Task directions :: Return all of the entries word for word, but omit the pictures they contain.

= = = =

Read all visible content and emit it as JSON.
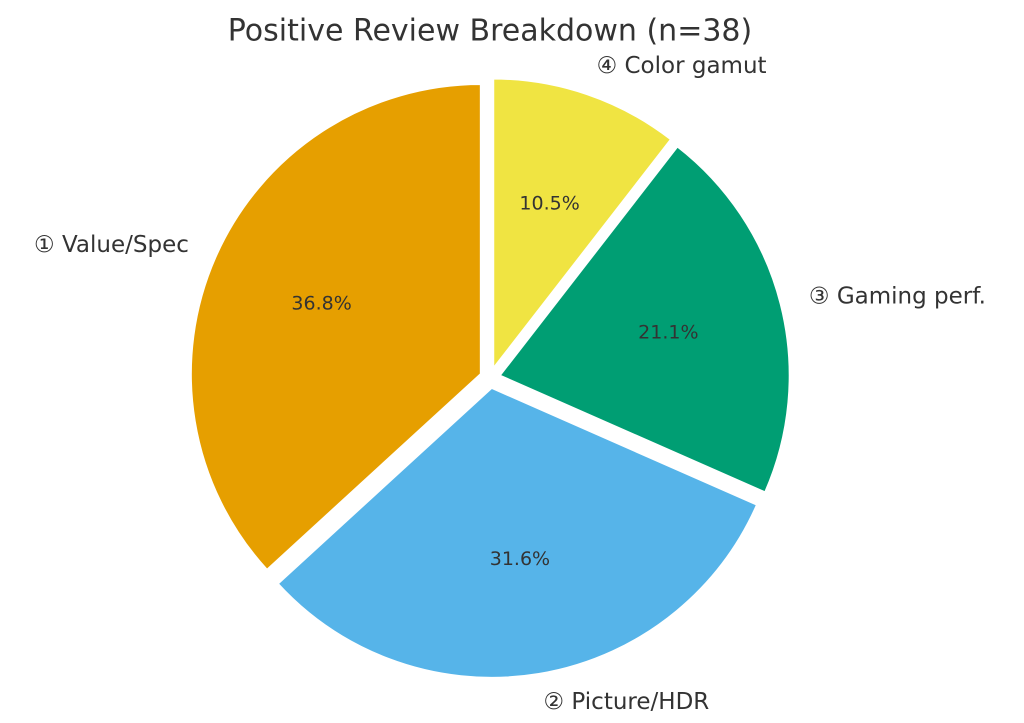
{
  "chart_data": {
    "type": "pie",
    "title": "Positive Review Breakdown (n=38)",
    "categories": [
      "① Value/Spec",
      "② Picture/HDR",
      "③ Gaming perf.",
      "④ Color gamut"
    ],
    "values": [
      36.8,
      31.6,
      21.1,
      10.5
    ],
    "value_labels": [
      "36.8%",
      "31.6%",
      "21.1%",
      "10.5%"
    ],
    "colors": [
      "#E69F00",
      "#56B4E9",
      "#009E73",
      "#F0E442"
    ]
  }
}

= = = =

Expected answer ::
Read all visible content and emit it as JSON.
{
  "chart_data": {
    "type": "pie",
    "title": "Positive Review Breakdown (n=38)",
    "categories": [
      "① Value/Spec",
      "② Picture/HDR",
      "③ Gaming perf.",
      "④ Color gamut"
    ],
    "values": [
      36.8,
      31.6,
      21.1,
      10.5
    ],
    "value_labels": [
      "36.8%",
      "31.6%",
      "21.1%",
      "10.5%"
    ],
    "colors": [
      "#E69F00",
      "#56B4E9",
      "#009E73",
      "#F0E442"
    ]
  }
}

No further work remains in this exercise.